What to work on: Can you quote the lines below exactly, starting at the line with "Transcribe the text in this document." and going through the last one?

Provided records:
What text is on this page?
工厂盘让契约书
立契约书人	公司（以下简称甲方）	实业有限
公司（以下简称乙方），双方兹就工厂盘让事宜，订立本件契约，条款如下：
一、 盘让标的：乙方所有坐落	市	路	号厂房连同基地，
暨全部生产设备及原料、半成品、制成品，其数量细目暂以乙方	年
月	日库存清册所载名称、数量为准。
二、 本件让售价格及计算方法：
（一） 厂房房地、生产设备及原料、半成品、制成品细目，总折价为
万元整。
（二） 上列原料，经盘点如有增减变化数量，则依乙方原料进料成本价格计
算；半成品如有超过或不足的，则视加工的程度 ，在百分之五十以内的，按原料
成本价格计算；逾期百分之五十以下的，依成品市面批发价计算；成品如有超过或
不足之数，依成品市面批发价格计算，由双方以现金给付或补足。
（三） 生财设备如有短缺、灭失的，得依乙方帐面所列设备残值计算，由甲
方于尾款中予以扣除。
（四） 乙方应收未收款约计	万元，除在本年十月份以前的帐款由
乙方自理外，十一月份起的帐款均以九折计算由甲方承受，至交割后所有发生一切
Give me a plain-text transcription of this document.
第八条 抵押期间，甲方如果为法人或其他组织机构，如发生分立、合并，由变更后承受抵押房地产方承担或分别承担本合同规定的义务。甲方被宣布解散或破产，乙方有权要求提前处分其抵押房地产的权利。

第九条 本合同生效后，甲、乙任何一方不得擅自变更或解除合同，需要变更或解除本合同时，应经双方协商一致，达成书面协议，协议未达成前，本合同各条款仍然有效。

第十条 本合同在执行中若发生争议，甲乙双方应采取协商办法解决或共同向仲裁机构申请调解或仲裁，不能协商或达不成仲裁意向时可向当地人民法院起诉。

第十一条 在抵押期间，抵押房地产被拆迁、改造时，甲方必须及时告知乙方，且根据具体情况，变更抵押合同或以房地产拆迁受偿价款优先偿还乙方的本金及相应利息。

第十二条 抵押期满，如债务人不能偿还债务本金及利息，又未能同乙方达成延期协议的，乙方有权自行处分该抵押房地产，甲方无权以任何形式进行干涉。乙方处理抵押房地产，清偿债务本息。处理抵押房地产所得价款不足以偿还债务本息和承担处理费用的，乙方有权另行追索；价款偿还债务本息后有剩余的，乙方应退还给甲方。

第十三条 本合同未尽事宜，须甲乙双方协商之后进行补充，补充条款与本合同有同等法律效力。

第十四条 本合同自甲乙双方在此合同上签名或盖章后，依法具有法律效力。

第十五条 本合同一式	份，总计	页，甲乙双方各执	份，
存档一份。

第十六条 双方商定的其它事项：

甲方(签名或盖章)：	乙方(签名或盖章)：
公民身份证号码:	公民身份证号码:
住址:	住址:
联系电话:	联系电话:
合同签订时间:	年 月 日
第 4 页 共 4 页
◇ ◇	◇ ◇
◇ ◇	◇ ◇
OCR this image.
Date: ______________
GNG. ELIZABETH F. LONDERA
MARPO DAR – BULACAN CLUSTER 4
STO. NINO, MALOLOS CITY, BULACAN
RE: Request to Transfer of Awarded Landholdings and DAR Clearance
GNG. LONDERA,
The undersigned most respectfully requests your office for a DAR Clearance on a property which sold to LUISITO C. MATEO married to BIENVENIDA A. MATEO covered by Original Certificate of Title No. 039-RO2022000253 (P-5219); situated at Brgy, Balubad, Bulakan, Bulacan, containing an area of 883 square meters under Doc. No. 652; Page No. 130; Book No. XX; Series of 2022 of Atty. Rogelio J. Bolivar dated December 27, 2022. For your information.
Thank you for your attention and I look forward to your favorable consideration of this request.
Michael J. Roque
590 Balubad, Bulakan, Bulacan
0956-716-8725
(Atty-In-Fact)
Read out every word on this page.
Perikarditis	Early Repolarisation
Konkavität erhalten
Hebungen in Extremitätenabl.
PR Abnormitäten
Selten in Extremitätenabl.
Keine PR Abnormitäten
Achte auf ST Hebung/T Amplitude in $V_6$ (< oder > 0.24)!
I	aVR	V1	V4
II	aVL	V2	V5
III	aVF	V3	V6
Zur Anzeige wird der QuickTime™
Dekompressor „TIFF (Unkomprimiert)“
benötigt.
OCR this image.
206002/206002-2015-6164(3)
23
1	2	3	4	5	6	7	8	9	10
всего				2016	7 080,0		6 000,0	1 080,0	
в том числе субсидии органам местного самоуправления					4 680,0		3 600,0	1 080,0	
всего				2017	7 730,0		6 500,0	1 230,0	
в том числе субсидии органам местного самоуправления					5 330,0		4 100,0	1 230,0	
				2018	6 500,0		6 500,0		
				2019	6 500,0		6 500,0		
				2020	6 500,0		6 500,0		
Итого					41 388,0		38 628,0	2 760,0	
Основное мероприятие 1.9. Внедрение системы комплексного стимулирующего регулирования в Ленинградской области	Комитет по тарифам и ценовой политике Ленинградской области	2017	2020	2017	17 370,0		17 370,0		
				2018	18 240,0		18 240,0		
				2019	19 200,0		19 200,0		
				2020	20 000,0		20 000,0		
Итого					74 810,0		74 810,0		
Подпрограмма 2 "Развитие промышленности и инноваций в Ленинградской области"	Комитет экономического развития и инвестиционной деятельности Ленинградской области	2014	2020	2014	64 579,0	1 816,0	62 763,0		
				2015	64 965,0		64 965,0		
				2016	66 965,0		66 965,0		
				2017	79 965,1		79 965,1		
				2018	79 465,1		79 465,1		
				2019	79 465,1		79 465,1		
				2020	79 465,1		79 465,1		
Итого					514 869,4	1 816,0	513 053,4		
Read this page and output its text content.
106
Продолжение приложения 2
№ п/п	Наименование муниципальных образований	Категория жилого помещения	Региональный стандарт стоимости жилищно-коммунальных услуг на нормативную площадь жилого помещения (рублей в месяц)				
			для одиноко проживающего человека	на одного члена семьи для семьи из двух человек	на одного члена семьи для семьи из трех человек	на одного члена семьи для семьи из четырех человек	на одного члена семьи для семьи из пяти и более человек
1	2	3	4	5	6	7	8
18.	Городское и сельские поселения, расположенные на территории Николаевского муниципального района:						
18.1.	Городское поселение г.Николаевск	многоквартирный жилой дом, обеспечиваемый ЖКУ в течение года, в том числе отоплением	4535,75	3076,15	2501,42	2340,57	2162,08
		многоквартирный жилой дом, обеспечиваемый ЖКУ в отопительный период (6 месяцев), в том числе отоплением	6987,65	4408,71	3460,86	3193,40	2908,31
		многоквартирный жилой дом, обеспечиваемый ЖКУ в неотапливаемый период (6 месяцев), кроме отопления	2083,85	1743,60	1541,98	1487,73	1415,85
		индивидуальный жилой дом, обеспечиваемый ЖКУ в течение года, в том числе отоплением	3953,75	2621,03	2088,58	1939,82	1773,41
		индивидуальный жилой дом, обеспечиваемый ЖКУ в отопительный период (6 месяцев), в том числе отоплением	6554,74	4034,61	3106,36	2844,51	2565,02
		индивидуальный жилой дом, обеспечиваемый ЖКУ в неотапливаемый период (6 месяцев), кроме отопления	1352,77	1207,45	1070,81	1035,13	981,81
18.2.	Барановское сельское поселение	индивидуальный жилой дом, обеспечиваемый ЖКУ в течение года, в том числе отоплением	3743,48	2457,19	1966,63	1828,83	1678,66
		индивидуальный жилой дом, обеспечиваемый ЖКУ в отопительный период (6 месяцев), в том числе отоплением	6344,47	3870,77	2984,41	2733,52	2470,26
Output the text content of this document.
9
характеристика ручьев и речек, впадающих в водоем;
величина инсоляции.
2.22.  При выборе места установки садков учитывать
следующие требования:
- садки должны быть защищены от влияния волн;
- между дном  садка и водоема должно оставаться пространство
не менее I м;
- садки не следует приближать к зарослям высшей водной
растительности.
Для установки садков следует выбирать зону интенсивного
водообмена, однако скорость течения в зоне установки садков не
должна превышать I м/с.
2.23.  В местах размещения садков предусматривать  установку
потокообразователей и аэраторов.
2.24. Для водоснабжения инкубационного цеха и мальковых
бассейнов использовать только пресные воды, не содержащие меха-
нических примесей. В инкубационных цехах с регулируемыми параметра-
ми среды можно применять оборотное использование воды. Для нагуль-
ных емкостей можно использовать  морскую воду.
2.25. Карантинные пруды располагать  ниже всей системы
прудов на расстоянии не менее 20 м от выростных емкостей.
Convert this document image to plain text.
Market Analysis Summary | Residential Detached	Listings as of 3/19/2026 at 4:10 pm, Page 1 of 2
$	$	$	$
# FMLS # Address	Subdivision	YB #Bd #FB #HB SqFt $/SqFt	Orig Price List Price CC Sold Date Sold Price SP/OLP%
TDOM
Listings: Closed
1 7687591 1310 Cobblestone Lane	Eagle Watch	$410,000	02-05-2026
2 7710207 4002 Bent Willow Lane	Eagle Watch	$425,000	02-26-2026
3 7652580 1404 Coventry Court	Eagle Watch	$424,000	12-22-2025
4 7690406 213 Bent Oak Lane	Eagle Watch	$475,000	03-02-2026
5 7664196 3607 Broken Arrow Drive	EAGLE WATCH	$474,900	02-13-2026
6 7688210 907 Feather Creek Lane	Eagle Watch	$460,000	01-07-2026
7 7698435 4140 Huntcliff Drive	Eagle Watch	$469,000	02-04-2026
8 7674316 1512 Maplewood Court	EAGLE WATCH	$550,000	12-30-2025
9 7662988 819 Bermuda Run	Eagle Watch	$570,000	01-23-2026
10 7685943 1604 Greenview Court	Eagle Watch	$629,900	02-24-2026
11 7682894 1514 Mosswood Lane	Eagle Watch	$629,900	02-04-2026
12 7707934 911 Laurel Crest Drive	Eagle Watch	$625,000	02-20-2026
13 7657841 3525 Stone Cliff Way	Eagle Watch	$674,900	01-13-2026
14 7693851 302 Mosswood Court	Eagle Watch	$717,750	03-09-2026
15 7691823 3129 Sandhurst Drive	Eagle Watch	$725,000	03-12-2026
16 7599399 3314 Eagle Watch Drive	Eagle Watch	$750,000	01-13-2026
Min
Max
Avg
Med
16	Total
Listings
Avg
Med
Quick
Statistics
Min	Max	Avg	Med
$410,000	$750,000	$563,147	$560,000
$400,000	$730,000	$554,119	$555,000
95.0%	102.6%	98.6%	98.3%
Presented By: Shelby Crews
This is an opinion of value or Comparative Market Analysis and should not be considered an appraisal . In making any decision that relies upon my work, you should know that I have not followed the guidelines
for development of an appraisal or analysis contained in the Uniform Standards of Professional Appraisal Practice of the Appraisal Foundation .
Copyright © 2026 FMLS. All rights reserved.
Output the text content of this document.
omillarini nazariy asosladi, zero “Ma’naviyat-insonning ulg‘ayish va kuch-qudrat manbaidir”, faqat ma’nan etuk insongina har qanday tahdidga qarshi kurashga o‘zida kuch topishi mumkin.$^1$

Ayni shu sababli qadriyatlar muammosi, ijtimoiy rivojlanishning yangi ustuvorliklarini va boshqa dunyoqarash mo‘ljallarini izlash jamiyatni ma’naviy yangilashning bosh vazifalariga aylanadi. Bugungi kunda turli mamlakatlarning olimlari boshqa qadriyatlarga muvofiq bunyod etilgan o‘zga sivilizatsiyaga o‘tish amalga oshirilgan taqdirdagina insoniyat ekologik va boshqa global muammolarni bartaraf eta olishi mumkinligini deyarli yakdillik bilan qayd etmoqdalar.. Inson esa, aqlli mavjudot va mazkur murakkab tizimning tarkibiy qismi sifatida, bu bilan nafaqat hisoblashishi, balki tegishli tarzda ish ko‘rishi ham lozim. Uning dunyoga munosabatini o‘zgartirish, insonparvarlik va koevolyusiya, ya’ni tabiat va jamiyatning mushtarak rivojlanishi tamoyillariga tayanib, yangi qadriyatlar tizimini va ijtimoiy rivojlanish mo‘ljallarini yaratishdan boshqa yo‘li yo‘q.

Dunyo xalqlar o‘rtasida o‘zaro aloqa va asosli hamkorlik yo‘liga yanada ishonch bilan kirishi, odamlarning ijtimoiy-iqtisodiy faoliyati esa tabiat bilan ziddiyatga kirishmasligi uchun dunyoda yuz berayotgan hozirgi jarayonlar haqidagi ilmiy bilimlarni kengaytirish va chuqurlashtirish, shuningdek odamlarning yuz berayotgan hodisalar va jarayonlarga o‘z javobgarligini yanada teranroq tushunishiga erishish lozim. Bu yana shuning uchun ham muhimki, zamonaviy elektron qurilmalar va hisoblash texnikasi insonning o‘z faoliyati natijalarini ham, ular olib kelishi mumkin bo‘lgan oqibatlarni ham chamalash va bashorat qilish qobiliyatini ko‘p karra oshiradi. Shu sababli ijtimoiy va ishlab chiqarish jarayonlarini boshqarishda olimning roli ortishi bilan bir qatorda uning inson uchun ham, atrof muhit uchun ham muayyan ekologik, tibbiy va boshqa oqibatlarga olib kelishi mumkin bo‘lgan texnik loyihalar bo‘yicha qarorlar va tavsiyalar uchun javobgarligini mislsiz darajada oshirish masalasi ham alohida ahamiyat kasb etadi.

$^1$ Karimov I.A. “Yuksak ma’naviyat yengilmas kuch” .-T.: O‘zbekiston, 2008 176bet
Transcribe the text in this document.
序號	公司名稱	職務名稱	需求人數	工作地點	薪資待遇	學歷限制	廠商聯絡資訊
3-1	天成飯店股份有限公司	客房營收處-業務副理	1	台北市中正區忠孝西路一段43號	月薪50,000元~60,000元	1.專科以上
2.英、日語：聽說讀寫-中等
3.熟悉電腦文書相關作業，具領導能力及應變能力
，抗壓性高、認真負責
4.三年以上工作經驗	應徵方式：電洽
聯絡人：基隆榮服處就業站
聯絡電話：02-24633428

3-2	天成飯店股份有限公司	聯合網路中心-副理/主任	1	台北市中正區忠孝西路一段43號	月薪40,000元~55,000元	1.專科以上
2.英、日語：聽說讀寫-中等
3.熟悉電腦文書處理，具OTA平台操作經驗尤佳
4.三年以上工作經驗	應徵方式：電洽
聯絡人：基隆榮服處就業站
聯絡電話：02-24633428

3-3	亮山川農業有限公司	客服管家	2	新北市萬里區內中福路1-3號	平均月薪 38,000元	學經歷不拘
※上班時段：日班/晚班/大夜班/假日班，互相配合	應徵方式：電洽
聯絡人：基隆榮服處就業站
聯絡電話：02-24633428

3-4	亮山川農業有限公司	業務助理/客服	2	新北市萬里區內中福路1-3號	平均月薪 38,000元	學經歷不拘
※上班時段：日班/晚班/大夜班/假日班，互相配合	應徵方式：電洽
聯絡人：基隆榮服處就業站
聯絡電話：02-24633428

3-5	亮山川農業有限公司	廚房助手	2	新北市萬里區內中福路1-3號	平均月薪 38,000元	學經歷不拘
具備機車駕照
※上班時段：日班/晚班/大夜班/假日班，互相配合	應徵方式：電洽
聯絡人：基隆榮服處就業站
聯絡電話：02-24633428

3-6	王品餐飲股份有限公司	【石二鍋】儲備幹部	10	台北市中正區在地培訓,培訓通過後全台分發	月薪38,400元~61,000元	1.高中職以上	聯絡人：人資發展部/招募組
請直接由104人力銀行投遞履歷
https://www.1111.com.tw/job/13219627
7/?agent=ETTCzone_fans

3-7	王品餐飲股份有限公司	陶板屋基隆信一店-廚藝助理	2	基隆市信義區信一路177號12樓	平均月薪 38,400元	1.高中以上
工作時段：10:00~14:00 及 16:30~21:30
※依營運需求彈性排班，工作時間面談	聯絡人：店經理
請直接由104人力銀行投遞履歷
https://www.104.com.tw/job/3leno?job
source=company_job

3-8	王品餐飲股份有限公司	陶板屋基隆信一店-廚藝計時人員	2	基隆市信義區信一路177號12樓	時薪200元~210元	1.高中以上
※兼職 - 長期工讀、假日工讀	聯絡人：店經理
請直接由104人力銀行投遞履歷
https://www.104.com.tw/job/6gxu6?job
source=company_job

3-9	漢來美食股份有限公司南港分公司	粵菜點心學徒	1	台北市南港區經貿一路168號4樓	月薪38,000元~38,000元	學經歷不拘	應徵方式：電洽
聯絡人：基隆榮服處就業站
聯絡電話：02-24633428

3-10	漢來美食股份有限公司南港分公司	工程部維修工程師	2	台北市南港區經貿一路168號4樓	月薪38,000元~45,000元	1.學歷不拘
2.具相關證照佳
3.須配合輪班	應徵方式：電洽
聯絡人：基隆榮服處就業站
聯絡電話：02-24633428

Response to the task:
Transcribe the text in this document.
序號	公司名稱	職務名稱	需求人數	工作地點	薪資待遇	學歷限制	廠商聯絡資訊
3-1	天成飯店股份有限公司	客房營收處-業務副理	1	台北市中正區忠孝西路一段43號	月薪50,000元~60,000元	1.專科以上
2.英、日語：聽說讀寫-中等
3.熟悉電腦文書相關作業，具領導能力及應變能力
，抗壓性高、認真負責
4.三年以上工作經驗	應徵方式：電洽
聯絡人：基隆榮服處就業站
聯絡電話：02-24633428

3-2	天成飯店股份有限公司	聯合網路中心-副理/主任	1	台北市中正區忠孝西路一段43號	月薪40,000元~55,000元	1.專科以上
2.英、日語：聽說讀寫-中等
3.熟悉電腦文書處理，具OTA平台操作經驗尤佳
4.三年以上工作經驗	應徵方式：電洽
聯絡人：基隆榮服處就業站
聯絡電話：02-24633428

3-3	亮山川農業有限公司	客服管家	2	新北市萬里區內中福路1-3號	平均月薪 38,000元	學經歷不拘
※上班時段：日班/晚班/大夜班/假日班，互相配合	應徵方式：電洽
聯絡人：基隆榮服處就業站
聯絡電話：02-24633428

3-4	亮山川農業有限公司	業務助理/客服	2	新北市萬里區內中福路1-3號	平均月薪 38,000元	學經歷不拘
※上班時段：日班/晚班/大夜班/假日班，互相配合	應徵方式：電洽
聯絡人：基隆榮服處就業站
聯絡電話：02-24633428

3-5	亮山川農業有限公司	廚房助手	2	新北市萬里區內中福路1-3號	平均月薪 38,000元	學經歷不拘
具備機車駕照
※上班時段：日班/晚班/大夜班/假日班，互相配合	應徵方式：電洽
聯絡人：基隆榮服處就業站
聯絡電話：02-24633428

3-6	王品餐飲股份有限公司	【石二鍋】儲備幹部	10	台北市中正區在地培訓,培訓通過後全台分發	月薪38,400元~61,000元	1.高中職以上	聯絡人：人資發展部/招募組
請直接由104人力銀行投遞履歷
https://www.1111.com.tw/job/13219627
7/?agent=ETTCzone_fans

3-7	王品餐飲股份有限公司	陶板屋基隆信一店-廚藝助理	2	基隆市信義區信一路177號12樓	平均月薪 38,400元	1.高中以上
工作時段：10:00~14:00 及 16:30~21:30
※依營運需求彈性排班，工作時間面談	聯絡人：店經理
請直接由104人力銀行投遞履歷
https://www.104.com.tw/job/3leno?job
source=company_job

3-8	王品餐飲股份有限公司	陶板屋基隆信一店-廚藝計時人員	2	基隆市信義區信一路177號12樓	時薪200元~210元	1.高中以上
※兼職 - 長期工讀、假日工讀	聯絡人：店經理
請直接由104人力銀行投遞履歷
https://www.104.com.tw/job/6gxu6?job
source=company_job

3-9	漢來美食股份有限公司南港分公司	粵菜點心學徒	1	台北市南港區經貿一路168號4樓	月薪38,000元~38,000元	學經歷不拘	應徵方式：電洽
聯絡人：基隆榮服處就業站
聯絡電話：02-24633428

3-10	漢來美食股份有限公司南港分公司	工程部維修工程師	2	台北市南港區經貿一路168號4樓	月薪38,000元~45,000元	1.學歷不拘
2.具相關證照佳
3.須配合輪班	應徵方式：電洽
聯絡人：基隆榮服處就業站
聯絡電話：02-24633428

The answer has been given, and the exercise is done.